====== Information provided

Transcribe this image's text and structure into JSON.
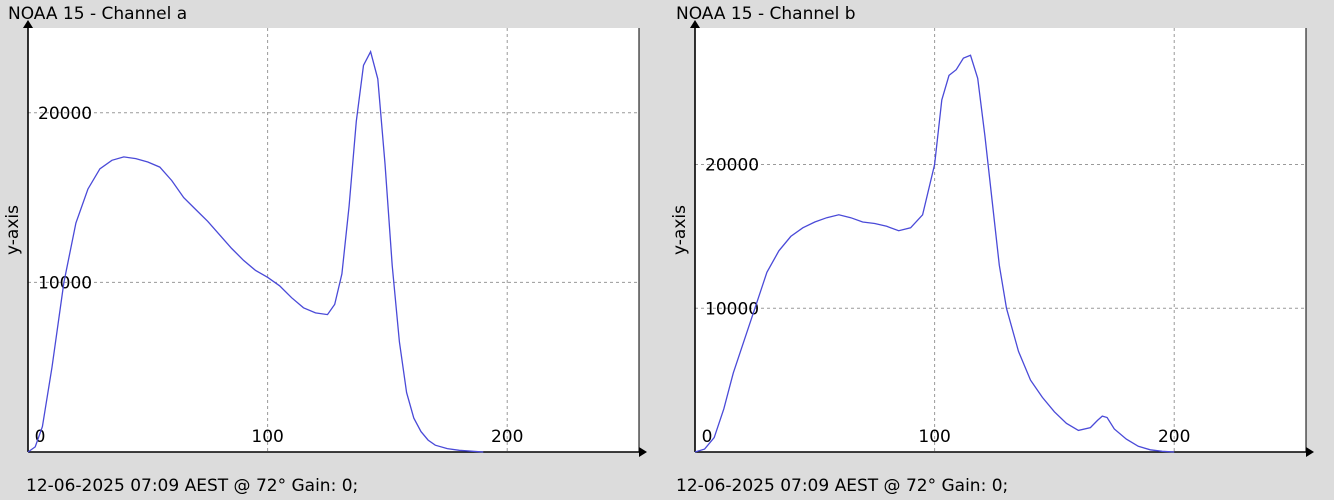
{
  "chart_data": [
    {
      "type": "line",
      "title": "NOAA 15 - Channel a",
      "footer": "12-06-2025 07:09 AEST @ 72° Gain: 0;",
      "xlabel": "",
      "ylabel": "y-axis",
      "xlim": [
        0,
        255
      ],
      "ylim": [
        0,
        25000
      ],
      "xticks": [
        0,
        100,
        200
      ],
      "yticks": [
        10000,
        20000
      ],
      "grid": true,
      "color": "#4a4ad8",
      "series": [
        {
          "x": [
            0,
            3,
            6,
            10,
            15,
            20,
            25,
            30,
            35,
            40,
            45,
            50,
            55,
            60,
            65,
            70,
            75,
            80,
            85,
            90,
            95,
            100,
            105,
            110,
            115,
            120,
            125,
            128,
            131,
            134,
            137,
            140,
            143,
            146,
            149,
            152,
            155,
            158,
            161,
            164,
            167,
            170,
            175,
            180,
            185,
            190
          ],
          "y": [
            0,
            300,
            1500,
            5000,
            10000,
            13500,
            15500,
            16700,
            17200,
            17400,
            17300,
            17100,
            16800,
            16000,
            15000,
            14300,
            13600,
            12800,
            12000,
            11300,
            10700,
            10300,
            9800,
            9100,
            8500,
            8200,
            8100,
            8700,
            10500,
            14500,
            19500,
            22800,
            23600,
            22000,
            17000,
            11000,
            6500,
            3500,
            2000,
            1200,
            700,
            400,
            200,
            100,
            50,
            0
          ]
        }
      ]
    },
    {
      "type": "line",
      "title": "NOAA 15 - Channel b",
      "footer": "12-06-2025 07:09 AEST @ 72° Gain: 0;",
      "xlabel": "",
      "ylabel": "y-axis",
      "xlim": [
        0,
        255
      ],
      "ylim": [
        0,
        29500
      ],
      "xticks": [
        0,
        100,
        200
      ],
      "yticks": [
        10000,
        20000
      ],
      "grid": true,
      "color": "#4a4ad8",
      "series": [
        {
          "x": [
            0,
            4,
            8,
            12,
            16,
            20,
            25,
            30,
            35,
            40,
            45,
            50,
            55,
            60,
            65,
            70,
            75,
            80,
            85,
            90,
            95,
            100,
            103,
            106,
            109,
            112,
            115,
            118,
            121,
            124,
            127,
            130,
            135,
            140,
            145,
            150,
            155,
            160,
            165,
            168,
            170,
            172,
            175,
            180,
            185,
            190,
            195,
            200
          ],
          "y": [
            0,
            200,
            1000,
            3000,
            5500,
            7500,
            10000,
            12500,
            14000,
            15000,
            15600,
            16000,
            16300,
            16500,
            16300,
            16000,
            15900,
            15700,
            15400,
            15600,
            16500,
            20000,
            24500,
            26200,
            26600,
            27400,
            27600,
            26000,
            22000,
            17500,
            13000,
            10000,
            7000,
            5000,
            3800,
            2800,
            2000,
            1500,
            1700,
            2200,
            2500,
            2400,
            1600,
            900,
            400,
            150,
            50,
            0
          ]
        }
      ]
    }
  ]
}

============
====== Information provided

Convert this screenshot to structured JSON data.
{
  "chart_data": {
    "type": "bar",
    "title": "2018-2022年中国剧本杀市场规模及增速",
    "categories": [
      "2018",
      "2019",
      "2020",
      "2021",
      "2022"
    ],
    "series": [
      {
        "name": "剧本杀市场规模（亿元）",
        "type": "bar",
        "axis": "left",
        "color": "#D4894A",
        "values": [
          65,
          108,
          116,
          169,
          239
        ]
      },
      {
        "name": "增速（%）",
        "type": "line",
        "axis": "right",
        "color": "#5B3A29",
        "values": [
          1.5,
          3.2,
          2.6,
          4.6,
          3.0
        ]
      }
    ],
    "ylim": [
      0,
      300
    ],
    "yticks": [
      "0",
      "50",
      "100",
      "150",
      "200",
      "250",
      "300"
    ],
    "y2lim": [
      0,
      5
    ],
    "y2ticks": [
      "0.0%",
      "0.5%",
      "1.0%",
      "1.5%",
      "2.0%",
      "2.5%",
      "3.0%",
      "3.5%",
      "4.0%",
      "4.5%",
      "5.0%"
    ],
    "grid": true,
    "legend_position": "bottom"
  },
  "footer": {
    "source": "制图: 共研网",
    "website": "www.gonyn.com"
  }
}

============
====== Information provided

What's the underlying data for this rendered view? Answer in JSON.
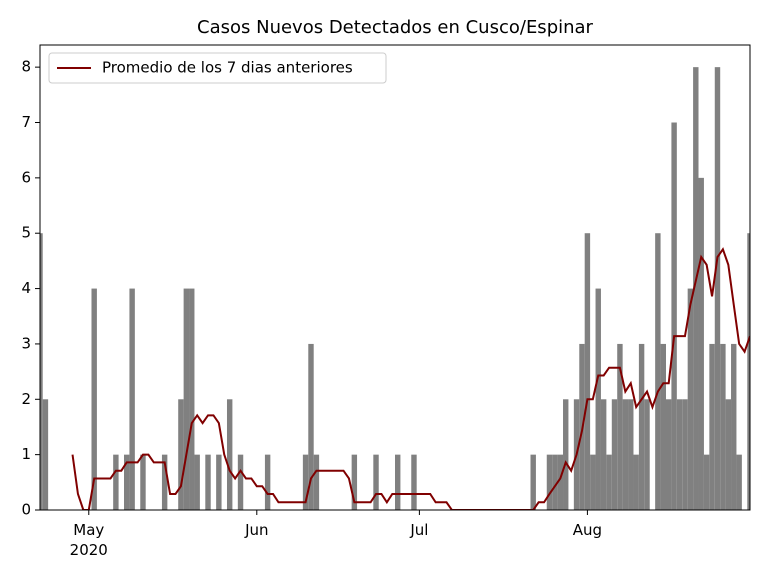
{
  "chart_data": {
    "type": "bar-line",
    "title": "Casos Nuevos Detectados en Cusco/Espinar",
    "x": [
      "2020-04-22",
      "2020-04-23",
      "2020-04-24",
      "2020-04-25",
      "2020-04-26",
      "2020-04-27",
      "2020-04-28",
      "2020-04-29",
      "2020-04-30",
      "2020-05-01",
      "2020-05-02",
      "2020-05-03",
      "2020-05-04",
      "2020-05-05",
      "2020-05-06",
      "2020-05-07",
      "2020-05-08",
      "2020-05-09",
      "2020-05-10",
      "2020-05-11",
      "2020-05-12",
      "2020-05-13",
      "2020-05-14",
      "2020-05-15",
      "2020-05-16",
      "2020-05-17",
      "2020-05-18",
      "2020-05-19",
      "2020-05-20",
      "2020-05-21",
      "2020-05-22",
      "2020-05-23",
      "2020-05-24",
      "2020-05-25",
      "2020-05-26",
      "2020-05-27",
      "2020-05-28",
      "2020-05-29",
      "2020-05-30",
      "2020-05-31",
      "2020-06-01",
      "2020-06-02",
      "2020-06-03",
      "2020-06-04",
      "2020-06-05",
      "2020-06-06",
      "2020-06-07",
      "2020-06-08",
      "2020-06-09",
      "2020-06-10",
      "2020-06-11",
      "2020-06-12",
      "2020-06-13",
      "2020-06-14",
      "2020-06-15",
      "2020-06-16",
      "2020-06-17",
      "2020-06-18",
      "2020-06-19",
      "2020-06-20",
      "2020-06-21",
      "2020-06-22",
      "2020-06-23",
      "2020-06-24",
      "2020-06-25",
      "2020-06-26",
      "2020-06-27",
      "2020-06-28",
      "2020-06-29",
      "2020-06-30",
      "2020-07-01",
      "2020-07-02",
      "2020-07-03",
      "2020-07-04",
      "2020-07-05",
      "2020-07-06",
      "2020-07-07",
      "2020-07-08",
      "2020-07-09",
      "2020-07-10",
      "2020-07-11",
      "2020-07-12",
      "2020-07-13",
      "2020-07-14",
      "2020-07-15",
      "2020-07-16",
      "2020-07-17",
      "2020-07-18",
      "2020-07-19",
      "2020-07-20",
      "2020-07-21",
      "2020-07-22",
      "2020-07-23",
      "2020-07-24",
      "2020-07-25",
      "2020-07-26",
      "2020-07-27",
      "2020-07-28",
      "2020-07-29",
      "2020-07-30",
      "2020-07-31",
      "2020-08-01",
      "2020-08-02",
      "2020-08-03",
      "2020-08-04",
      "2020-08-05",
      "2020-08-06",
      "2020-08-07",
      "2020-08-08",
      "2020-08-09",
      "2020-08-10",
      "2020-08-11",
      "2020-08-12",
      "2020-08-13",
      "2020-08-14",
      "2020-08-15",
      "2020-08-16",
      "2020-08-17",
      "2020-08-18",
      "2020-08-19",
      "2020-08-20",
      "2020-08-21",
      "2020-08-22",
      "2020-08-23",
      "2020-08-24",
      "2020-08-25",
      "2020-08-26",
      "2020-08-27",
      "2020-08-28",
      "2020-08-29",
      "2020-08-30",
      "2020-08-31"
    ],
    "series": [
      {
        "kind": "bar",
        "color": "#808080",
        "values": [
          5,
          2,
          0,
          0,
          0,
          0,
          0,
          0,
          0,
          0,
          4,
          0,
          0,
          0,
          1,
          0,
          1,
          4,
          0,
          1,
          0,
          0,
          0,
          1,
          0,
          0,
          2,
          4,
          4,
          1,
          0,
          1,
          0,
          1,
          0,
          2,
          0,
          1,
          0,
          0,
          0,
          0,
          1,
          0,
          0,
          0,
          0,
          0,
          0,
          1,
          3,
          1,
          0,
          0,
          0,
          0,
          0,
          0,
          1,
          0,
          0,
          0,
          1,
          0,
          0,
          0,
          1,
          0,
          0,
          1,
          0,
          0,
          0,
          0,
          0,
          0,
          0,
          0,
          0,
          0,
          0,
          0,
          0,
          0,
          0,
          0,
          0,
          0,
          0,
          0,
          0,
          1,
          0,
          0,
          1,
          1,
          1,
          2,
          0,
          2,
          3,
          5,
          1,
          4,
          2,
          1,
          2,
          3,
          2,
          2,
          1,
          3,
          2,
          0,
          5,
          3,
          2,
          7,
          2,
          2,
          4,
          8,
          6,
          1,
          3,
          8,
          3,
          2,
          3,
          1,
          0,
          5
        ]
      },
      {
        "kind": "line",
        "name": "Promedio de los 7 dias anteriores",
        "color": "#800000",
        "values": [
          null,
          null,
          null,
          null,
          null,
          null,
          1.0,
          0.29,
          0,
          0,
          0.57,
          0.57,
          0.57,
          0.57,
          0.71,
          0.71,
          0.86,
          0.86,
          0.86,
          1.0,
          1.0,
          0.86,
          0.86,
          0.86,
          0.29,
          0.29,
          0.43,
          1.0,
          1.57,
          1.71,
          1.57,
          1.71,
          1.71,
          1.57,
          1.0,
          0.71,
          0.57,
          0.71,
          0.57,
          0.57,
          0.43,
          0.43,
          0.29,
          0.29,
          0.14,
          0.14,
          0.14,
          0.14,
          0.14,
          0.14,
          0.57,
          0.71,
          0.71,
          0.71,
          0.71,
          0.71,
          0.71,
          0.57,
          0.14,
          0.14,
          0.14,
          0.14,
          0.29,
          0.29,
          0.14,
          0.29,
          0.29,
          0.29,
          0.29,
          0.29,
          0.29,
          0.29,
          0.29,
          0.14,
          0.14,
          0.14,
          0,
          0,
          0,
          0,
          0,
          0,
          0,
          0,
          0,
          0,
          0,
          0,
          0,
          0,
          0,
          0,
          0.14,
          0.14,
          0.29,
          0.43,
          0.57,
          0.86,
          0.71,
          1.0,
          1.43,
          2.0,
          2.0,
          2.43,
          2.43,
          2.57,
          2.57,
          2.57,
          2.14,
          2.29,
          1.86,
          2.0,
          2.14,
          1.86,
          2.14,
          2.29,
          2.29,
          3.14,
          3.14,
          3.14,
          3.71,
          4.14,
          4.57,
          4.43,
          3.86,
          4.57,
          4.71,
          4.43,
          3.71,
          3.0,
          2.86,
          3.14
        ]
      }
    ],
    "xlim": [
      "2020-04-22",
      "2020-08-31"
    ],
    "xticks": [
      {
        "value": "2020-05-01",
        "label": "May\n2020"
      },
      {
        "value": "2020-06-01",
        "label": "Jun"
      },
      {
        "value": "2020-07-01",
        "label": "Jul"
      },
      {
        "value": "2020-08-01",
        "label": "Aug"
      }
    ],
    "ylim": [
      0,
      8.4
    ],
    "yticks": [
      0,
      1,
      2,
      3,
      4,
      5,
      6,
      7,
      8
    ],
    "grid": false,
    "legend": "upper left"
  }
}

============

### What is needed
Reproduce each line from the records that contains the word "title".

### Solution
      "title": "NOAA 15 - Channel a",
      "title": "NOAA 15 - Channel b",
    "title": "2018-2022年中国剧本杀市场规模及增速",
    "title": "Casos Nuevos Detectados en Cusco/Espinar",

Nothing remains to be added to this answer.